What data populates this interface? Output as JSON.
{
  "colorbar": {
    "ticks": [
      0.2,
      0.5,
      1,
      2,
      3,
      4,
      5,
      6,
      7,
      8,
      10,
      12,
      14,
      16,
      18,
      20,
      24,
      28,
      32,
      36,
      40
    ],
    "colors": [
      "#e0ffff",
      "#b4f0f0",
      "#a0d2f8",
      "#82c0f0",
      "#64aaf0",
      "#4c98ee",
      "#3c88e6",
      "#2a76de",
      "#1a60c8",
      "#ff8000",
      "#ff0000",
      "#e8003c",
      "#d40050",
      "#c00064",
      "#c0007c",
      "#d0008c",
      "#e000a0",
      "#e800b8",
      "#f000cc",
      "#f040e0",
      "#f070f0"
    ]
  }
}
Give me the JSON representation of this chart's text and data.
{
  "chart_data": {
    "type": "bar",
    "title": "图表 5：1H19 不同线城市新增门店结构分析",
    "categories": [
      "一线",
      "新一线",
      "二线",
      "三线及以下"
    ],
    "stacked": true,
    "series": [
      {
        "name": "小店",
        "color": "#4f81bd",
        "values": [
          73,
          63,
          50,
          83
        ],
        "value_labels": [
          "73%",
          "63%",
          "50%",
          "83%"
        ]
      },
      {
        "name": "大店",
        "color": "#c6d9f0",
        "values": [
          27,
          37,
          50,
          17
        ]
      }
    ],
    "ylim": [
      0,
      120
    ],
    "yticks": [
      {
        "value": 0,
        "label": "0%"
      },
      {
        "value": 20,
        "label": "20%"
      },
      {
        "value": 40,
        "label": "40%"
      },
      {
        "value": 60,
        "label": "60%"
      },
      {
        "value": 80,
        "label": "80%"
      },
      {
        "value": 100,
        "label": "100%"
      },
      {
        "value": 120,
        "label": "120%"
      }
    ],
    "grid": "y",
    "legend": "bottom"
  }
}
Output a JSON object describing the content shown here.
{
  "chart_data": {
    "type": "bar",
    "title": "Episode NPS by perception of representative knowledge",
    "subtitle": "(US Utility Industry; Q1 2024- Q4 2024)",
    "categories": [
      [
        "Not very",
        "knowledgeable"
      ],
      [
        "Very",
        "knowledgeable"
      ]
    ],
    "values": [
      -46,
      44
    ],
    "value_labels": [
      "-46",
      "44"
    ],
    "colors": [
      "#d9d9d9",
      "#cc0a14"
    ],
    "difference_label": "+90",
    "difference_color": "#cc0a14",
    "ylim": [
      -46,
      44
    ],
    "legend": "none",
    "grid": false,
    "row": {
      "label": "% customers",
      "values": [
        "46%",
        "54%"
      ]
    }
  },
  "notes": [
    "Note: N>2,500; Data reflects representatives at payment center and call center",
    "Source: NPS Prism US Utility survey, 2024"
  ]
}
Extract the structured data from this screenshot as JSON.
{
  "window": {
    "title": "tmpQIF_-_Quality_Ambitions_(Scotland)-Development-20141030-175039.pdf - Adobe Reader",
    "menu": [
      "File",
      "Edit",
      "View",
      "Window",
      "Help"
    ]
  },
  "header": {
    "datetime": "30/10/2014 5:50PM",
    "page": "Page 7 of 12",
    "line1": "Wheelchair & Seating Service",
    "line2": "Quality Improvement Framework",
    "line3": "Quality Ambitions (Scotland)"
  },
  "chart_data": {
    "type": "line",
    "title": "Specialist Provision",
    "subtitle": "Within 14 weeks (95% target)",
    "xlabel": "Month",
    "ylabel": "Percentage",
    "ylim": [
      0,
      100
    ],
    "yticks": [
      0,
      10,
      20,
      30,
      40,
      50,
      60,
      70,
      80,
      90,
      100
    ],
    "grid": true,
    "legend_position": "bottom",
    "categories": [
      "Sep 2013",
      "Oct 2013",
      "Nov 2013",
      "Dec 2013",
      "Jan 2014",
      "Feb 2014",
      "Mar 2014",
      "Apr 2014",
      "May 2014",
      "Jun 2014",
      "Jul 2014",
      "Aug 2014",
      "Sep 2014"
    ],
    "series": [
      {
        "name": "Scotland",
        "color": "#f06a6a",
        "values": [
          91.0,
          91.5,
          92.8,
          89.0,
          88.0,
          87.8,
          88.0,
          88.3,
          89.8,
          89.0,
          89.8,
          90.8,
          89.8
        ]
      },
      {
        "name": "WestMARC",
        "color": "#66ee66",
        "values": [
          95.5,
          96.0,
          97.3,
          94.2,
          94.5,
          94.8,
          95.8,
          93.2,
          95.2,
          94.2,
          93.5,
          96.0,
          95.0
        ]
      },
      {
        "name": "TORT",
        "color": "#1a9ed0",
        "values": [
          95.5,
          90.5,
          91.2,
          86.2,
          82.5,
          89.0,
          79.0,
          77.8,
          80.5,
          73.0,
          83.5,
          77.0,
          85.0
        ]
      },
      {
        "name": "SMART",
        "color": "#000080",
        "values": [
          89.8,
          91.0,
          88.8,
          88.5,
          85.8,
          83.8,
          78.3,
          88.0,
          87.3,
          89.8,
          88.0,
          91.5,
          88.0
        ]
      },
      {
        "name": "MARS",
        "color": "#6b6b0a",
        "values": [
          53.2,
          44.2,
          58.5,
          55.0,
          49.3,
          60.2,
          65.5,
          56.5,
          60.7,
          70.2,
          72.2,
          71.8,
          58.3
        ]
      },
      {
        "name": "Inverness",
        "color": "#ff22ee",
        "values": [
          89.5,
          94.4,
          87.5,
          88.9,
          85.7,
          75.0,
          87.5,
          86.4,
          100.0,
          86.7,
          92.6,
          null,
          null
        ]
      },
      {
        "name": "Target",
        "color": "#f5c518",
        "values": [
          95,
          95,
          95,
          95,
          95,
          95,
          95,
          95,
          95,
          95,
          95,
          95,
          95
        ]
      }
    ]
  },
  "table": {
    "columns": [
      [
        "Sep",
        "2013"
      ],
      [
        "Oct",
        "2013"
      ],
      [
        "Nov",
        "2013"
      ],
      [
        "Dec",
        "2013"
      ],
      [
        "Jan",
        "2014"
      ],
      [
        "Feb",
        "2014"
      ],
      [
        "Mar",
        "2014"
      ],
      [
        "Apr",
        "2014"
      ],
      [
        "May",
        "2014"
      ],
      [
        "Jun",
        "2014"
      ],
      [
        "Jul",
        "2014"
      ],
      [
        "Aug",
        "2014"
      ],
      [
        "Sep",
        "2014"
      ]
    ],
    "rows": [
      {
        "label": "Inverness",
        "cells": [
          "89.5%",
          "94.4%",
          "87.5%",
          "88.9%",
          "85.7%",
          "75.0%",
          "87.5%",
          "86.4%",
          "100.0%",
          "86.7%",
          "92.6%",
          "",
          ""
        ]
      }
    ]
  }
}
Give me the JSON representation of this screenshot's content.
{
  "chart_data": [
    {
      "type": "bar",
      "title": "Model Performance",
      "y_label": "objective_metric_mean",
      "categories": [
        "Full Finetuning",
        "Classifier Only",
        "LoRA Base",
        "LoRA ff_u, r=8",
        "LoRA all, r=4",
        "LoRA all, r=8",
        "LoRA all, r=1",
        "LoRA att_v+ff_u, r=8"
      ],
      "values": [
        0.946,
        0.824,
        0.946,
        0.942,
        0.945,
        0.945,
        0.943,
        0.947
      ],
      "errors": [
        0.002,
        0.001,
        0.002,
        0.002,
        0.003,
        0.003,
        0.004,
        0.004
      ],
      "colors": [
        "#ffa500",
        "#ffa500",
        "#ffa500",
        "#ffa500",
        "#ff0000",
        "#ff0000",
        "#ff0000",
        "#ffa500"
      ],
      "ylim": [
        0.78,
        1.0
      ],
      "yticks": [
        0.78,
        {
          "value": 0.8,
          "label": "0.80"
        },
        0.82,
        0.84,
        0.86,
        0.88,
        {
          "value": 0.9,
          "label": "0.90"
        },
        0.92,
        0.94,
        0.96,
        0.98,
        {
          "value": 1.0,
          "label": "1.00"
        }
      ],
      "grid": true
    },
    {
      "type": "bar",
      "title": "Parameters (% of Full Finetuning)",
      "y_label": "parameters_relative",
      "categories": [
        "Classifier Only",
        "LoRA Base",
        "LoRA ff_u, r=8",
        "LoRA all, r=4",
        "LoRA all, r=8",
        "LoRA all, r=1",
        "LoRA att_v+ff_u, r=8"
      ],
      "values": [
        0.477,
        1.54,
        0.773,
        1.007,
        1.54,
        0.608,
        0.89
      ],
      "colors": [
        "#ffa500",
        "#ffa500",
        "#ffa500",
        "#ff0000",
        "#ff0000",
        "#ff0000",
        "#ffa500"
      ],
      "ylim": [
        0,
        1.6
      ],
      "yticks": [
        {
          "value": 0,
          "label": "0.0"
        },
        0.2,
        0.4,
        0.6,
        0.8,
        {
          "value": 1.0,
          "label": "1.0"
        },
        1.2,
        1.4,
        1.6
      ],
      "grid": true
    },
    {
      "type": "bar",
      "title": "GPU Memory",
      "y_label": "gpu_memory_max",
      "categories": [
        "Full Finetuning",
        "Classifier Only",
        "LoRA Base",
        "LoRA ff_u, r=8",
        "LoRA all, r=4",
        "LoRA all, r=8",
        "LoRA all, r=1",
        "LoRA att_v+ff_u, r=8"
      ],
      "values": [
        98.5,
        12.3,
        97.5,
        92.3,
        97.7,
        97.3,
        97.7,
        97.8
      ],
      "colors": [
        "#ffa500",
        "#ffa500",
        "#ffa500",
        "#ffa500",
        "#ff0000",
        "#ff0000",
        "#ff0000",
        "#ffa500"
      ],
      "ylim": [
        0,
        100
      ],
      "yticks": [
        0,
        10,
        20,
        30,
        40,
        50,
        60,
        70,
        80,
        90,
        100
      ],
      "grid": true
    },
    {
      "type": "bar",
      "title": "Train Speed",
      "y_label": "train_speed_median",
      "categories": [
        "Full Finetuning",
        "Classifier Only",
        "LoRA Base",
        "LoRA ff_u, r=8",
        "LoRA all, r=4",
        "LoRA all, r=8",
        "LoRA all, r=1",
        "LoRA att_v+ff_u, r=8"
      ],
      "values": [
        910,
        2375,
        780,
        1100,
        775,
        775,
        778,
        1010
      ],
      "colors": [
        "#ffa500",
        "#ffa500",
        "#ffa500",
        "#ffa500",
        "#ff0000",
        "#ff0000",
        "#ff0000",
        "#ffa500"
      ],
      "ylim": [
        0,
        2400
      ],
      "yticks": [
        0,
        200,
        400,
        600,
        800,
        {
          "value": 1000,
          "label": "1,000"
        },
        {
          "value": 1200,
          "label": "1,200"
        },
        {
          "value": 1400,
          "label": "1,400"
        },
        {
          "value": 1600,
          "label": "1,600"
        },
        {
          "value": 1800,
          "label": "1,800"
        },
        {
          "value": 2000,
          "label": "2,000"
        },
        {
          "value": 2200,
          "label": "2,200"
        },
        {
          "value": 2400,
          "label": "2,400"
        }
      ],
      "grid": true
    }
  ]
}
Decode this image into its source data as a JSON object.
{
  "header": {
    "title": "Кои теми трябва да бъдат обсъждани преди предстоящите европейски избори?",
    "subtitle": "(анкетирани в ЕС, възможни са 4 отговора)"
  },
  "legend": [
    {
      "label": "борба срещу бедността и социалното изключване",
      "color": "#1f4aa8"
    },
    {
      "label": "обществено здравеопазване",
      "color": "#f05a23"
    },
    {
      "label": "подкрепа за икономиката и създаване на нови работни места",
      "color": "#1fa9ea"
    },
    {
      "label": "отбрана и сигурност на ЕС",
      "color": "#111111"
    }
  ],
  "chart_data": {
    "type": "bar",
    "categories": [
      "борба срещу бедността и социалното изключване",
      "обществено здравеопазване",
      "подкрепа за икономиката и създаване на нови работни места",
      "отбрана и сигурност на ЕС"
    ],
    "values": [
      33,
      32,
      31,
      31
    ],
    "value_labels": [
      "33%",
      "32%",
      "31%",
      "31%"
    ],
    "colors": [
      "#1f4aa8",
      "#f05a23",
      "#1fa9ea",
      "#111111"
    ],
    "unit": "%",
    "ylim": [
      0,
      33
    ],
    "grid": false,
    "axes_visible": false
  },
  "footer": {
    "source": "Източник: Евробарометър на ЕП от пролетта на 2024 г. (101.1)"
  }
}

-- EXERCISE DESCRIPTION --
Copy out every line of the data that includes "обществено".

-- COMPLETED TASK --
      "label": "обществено здравеопазване",
      "обществено здравеопазване",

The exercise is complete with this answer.